:: Material for this task ::
------

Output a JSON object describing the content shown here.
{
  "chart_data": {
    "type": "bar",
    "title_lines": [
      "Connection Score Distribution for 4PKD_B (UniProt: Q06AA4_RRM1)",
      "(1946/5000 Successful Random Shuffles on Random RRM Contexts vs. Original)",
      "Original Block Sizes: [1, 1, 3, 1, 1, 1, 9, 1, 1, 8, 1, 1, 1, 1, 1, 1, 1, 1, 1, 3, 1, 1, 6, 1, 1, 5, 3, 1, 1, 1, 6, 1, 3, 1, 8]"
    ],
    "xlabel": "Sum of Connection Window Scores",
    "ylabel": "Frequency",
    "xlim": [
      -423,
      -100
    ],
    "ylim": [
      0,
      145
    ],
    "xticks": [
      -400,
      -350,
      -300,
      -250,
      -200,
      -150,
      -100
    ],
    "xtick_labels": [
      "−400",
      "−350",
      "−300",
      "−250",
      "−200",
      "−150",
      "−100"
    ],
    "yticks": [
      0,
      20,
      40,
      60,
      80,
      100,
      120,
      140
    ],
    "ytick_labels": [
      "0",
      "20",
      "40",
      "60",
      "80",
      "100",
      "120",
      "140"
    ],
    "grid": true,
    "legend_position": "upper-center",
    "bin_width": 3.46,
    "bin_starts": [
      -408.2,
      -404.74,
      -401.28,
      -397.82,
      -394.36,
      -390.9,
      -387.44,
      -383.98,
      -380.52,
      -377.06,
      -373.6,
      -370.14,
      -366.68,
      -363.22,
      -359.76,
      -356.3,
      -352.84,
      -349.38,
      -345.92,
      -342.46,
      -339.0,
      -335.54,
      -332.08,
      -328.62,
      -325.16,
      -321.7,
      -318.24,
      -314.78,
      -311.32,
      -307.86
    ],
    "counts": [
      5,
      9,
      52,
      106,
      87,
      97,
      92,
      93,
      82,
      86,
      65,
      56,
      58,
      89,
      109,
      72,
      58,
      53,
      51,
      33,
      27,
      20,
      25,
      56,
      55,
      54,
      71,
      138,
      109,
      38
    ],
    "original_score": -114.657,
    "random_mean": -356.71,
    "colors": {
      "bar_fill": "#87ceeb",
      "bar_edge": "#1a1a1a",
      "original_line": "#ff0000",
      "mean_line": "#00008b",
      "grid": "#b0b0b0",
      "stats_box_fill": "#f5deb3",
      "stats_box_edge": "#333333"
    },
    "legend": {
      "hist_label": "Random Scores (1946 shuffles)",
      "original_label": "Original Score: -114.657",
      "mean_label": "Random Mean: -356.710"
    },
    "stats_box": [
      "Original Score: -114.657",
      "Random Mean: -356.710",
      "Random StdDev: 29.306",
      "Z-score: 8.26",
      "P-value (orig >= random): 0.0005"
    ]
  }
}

------

:: Task description ::
All records above must be set down exactly, please.

:: Solution to the exercise ::
Output a JSON object describing the content shown here.
{
  "chart_data": {
    "type": "bar",
    "title_lines": [
      "Connection Score Distribution for 4PKD_B (UniProt: Q06AA4_RRM1)",
      "(1946/5000 Successful Random Shuffles on Random RRM Contexts vs. Original)",
      "Original Block Sizes: [1, 1, 3, 1, 1, 1, 9, 1, 1, 8, 1, 1, 1, 1, 1, 1, 1, 1, 1, 3, 1, 1, 6, 1, 1, 5, 3, 1, 1, 1, 6, 1, 3, 1, 8]"
    ],
    "xlabel": "Sum of Connection Window Scores",
    "ylabel": "Frequency",
    "xlim": [
      -423,
      -100
    ],
    "ylim": [
      0,
      145
    ],
    "xticks": [
      -400,
      -350,
      -300,
      -250,
      -200,
      -150,
      -100
    ],
    "xtick_labels": [
      "−400",
      "−350",
      "−300",
      "−250",
      "−200",
      "−150",
      "−100"
    ],
    "yticks": [
      0,
      20,
      40,
      60,
      80,
      100,
      120,
      140
    ],
    "ytick_labels": [
      "0",
      "20",
      "40",
      "60",
      "80",
      "100",
      "120",
      "140"
    ],
    "grid": true,
    "legend_position": "upper-center",
    "bin_width": 3.46,
    "bin_starts": [
      -408.2,
      -404.74,
      -401.28,
      -397.82,
      -394.36,
      -390.9,
      -387.44,
      -383.98,
      -380.52,
      -377.06,
      -373.6,
      -370.14,
      -366.68,
      -363.22,
      -359.76,
      -356.3,
      -352.84,
      -349.38,
      -345.92,
      -342.46,
      -339.0,
      -335.54,
      -332.08,
      -328.62,
      -325.16,
      -321.7,
      -318.24,
      -314.78,
      -311.32,
      -307.86
    ],
    "counts": [
      5,
      9,
      52,
      106,
      87,
      97,
      92,
      93,
      82,
      86,
      65,
      56,
      58,
      89,
      109,
      72,
      58,
      53,
      51,
      33,
      27,
      20,
      25,
      56,
      55,
      54,
      71,
      138,
      109,
      38
    ],
    "original_score": -114.657,
    "random_mean": -356.71,
    "colors": {
      "bar_fill": "#87ceeb",
      "bar_edge": "#1a1a1a",
      "original_line": "#ff0000",
      "mean_line": "#00008b",
      "grid": "#b0b0b0",
      "stats_box_fill": "#f5deb3",
      "stats_box_edge": "#333333"
    },
    "legend": {
      "hist_label": "Random Scores (1946 shuffles)",
      "original_label": "Original Score: -114.657",
      "mean_label": "Random Mean: -356.710"
    },
    "stats_box": [
      "Original Score: -114.657",
      "Random Mean: -356.710",
      "Random StdDev: 29.306",
      "Z-score: 8.26",
      "P-value (orig >= random): 0.0005"
    ]
  }
}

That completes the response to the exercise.